- _Exercise task_: Find each line with "beginning" and copy it.

- _Given records_:
= = = = =

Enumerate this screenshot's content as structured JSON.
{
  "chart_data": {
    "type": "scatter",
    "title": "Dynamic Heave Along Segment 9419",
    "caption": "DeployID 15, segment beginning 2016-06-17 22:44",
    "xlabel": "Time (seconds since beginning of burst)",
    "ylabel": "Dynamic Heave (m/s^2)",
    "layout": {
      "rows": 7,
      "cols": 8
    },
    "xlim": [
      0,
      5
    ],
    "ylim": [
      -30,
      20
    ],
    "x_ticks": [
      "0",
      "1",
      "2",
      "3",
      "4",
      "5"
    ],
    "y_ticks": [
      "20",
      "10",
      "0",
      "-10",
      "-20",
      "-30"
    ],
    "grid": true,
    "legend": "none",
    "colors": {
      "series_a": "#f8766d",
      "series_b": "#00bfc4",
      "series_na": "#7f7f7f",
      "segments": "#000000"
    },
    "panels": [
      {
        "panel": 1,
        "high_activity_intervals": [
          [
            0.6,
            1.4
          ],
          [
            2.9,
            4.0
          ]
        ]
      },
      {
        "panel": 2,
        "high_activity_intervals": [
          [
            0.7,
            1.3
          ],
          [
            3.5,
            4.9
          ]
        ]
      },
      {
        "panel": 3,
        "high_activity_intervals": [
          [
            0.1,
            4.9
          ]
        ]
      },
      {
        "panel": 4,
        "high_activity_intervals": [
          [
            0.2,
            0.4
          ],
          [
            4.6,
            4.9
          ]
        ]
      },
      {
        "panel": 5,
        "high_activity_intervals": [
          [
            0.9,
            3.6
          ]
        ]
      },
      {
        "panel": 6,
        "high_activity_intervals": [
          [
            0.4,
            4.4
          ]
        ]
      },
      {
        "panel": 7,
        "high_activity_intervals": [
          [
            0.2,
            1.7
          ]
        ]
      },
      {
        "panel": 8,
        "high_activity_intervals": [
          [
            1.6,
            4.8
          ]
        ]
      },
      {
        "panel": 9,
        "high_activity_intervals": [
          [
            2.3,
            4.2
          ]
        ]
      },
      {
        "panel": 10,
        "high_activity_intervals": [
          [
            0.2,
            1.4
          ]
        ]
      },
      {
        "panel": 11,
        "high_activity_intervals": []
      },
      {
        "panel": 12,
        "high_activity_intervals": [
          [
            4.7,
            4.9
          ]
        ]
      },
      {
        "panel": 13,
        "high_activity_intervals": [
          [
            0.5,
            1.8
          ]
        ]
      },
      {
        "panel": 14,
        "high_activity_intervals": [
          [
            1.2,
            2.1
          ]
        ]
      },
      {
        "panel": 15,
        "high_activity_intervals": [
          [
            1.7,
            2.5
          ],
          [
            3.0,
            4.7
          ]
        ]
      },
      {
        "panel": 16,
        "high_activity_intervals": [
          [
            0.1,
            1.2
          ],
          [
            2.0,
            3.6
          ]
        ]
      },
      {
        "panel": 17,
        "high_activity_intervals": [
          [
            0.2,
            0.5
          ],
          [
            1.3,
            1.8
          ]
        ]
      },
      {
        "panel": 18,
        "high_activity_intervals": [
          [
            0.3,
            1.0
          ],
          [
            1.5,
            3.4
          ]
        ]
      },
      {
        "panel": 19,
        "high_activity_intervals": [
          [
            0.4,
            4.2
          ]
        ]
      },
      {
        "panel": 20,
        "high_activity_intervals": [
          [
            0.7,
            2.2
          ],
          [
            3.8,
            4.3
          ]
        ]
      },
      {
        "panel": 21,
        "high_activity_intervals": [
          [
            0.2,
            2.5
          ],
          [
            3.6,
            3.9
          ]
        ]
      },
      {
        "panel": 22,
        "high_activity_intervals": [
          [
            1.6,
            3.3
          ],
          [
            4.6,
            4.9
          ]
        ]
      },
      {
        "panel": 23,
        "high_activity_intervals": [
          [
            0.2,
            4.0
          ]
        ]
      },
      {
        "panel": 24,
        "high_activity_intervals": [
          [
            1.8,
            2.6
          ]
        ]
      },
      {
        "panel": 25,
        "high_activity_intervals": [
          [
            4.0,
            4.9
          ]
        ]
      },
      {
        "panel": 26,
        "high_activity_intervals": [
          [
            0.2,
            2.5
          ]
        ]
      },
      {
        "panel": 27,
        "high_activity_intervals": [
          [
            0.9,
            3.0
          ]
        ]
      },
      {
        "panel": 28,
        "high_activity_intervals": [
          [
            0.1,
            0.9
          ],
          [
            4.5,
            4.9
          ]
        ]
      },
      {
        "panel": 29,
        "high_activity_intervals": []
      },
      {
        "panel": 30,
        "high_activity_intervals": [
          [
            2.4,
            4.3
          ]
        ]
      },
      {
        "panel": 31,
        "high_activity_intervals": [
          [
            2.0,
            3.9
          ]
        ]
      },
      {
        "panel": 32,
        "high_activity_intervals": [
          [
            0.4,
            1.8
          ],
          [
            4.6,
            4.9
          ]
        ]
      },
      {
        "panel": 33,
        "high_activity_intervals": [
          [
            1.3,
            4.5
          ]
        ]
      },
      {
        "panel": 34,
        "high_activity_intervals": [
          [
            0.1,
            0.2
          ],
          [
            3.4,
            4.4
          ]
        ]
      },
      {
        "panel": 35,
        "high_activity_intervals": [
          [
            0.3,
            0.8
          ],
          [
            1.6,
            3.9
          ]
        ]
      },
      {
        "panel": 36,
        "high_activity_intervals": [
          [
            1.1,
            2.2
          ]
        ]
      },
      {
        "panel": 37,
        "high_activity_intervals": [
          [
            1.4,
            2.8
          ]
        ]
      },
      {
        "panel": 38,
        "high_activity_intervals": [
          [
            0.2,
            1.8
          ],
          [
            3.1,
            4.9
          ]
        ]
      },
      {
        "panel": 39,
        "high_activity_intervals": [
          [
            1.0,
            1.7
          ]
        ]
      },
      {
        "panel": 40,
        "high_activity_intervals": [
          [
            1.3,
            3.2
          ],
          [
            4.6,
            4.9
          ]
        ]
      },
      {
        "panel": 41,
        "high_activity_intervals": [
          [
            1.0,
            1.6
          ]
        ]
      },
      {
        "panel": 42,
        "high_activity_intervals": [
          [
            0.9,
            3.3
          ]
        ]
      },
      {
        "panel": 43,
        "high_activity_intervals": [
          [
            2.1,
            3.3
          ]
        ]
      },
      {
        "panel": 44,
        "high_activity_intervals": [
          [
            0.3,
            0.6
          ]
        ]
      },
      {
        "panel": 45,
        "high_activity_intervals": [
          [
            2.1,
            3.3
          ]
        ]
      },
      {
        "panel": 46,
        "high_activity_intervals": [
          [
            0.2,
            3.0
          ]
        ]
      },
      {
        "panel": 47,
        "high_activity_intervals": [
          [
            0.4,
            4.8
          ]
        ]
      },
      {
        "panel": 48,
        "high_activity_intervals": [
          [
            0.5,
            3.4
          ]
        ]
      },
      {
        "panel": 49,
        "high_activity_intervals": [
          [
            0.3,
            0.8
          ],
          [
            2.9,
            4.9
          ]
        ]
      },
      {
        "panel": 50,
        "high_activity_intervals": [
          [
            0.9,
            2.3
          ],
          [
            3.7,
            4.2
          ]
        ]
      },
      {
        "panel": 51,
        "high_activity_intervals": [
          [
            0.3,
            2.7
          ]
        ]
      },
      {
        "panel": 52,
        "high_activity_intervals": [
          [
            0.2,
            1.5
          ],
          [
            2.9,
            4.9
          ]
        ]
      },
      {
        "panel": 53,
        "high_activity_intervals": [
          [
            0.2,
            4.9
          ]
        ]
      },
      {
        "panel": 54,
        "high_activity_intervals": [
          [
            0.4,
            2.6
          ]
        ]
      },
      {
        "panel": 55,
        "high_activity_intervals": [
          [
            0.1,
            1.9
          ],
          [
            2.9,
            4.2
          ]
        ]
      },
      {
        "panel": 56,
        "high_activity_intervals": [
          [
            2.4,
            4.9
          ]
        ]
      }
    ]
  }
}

= = = = =

- _Output of the exercise_:
    "caption": "DeployID 15, segment beginning 2016-06-17 22:44",
    "xlabel": "Time (seconds since beginning of burst)",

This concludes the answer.